(Excerpt from a dataset)
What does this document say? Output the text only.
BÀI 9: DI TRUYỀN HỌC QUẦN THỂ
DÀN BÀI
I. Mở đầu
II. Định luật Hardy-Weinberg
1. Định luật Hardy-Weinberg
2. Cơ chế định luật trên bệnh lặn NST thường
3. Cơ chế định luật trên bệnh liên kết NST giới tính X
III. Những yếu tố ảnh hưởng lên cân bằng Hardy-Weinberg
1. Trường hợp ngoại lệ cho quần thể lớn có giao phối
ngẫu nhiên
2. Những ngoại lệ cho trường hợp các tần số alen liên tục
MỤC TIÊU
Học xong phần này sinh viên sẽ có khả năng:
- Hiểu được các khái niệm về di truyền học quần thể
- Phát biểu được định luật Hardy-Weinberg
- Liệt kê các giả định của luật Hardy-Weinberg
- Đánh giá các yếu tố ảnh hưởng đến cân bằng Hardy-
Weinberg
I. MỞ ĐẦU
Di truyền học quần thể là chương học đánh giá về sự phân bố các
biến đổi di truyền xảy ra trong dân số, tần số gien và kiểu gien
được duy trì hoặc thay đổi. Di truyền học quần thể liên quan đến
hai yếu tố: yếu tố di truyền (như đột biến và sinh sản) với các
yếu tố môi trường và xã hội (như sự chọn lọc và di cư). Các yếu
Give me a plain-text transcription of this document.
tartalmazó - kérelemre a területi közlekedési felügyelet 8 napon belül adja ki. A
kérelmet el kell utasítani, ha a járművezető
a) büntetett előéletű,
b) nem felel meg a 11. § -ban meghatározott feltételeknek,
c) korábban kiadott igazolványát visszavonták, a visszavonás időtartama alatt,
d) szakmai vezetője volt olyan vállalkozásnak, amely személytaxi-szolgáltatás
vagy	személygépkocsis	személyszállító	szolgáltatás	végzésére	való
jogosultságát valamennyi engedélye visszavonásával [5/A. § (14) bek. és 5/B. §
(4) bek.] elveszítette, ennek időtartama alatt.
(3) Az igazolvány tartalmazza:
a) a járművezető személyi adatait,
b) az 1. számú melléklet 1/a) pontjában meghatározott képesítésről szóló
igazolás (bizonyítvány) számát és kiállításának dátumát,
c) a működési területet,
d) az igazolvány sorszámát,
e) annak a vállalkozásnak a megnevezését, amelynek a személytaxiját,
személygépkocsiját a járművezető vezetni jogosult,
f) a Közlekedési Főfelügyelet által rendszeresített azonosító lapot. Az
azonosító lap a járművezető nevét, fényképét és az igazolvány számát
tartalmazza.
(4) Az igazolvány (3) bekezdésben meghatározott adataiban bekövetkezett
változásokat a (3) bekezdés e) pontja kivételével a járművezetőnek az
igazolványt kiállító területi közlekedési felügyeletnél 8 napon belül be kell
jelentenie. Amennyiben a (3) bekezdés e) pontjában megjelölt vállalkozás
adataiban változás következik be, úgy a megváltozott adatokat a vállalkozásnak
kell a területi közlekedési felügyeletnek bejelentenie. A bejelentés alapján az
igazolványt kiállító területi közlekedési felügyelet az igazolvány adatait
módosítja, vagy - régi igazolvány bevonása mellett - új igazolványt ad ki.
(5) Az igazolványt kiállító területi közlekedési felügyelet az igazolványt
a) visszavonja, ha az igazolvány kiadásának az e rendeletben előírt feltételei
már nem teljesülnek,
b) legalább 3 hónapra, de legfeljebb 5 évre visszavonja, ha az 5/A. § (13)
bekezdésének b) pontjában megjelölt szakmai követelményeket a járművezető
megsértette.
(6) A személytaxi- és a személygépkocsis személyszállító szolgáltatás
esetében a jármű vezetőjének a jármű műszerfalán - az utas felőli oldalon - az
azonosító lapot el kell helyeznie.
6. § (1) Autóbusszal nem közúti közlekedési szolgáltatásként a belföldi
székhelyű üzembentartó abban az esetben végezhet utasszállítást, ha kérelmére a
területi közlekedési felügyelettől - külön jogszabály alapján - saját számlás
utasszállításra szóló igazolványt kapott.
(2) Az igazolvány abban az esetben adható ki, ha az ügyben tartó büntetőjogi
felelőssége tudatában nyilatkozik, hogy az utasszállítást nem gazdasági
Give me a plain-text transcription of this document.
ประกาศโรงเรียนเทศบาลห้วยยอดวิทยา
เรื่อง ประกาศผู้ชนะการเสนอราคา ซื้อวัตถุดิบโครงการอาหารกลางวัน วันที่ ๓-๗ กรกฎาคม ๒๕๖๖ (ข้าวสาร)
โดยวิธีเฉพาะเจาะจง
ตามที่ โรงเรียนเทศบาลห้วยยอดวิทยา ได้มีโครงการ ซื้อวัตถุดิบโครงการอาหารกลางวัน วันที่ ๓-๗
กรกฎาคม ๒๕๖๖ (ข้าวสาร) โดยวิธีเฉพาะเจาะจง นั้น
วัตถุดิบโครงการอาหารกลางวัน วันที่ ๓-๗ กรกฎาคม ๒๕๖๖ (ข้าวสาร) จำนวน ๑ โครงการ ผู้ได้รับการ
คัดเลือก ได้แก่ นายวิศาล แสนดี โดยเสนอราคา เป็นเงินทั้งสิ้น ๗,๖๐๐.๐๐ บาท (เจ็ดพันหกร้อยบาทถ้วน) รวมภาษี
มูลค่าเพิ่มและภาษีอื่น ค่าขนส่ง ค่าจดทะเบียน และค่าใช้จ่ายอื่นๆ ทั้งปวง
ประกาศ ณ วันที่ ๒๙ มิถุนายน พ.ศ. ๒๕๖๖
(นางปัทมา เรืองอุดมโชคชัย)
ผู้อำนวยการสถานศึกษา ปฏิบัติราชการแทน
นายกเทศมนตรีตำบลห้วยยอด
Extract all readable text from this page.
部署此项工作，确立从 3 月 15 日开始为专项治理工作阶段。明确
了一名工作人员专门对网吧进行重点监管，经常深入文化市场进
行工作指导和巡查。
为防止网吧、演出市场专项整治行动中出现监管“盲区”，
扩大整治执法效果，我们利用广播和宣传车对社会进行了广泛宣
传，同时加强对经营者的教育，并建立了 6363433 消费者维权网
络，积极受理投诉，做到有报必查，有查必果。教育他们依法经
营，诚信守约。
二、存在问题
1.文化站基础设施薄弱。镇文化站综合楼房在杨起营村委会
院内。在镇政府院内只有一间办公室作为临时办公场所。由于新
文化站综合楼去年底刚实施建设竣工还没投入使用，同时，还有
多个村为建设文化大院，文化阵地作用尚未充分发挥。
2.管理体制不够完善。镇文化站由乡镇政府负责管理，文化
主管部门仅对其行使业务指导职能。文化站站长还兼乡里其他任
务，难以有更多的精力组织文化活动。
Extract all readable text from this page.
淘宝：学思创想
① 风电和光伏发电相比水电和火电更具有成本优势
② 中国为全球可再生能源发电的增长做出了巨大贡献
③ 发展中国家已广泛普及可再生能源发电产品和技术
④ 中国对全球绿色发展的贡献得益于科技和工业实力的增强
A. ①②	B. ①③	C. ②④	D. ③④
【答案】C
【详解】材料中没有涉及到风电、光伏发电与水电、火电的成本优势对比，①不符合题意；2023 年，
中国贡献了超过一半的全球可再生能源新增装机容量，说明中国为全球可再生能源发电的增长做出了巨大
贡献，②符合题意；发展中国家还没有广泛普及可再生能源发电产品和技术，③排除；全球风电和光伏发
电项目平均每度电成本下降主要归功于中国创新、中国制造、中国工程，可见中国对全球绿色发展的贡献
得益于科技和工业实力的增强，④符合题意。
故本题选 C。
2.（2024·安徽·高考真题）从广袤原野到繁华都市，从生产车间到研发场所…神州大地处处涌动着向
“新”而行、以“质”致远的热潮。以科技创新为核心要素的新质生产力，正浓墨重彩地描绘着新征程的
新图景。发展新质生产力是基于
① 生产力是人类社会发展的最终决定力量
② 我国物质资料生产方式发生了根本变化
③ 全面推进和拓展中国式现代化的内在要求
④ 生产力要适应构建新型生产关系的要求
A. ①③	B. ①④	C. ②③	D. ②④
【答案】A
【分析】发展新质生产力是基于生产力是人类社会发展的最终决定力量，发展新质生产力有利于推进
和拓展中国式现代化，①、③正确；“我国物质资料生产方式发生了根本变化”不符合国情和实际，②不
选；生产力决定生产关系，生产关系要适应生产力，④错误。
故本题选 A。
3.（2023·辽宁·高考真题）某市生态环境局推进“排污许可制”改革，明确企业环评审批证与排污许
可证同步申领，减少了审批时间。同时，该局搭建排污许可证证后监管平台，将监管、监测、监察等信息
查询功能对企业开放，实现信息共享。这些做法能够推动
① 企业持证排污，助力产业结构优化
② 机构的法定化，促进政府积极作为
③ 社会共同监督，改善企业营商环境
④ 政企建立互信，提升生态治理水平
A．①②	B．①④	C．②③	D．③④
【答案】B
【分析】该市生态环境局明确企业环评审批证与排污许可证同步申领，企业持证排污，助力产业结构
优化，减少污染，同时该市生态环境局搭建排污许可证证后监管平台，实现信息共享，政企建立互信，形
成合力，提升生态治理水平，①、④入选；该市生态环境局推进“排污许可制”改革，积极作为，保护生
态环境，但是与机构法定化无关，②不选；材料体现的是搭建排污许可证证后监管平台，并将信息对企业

→ **Stated goal**
From the data, pick out every line that includes "vállalkozásnak".

→ **Answer for this exercise**
d) szakmai vezetője volt olyan vállalkozásnak, amely személytaxi-szolgáltatás
e) annak a vállalkozásnak a megnevezését, amelynek a személytaxiját,
adataiban változás következik be, úgy a megváltozott adatokat a vállalkozásnak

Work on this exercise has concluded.